**Exercise:** Write the material out again in full, exactly.

**Data to use:**
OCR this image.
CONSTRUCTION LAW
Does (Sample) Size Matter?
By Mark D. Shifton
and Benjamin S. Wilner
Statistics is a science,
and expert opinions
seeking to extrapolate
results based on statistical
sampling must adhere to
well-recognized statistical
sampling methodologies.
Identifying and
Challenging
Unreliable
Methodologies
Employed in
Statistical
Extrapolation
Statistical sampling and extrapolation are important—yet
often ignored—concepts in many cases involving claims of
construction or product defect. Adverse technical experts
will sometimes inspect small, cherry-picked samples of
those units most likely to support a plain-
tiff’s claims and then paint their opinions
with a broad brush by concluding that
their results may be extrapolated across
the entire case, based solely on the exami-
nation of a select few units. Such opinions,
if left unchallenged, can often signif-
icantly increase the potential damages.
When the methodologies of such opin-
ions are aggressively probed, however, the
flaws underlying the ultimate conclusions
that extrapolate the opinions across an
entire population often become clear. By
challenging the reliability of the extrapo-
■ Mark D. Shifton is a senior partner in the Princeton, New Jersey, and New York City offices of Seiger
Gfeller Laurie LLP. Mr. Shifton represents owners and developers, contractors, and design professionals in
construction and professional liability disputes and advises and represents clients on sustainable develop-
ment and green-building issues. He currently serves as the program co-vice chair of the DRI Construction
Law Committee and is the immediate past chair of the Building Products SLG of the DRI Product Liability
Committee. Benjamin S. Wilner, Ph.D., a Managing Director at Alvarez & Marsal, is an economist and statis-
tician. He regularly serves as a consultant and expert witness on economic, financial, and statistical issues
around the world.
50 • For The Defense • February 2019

**Answer:**
OCR this image.
CONSTRUCTION LAW
Does (Sample) Size Matter?
By Mark D. Shifton
and Benjamin S. Wilner
Statistics is a science,
and expert opinions
seeking to extrapolate
results based on statistical
sampling must adhere to
well-recognized statistical
sampling methodologies.
Identifying and
Challenging
Unreliable
Methodologies
Employed in
Statistical
Extrapolation
Statistical sampling and extrapolation are important—yet
often ignored—concepts in many cases involving claims of
construction or product defect. Adverse technical experts
will sometimes inspect small, cherry-picked samples of
those units most likely to support a plain-
tiff’s claims and then paint their opinions
with a broad brush by concluding that
their results may be extrapolated across
the entire case, based solely on the exami-
nation of a select few units. Such opinions,
if left unchallenged, can often signif-
icantly increase the potential damages.
When the methodologies of such opin-
ions are aggressively probed, however, the
flaws underlying the ultimate conclusions
that extrapolate the opinions across an
entire population often become clear. By
challenging the reliability of the extrapo-
■ Mark D. Shifton is a senior partner in the Princeton, New Jersey, and New York City offices of Seiger
Gfeller Laurie LLP. Mr. Shifton represents owners and developers, contractors, and design professionals in
construction and professional liability disputes and advises and represents clients on sustainable develop-
ment and green-building issues. He currently serves as the program co-vice chair of the DRI Construction
Law Committee and is the immediate past chair of the Building Products SLG of the DRI Product Liability
Committee. Benjamin S. Wilner, Ph.D., a Managing Director at Alvarez & Marsal, is an economist and statis-
tician. He regularly serves as a consultant and expert witness on economic, financial, and statistical issues
around the world.
50 • For The Defense • February 2019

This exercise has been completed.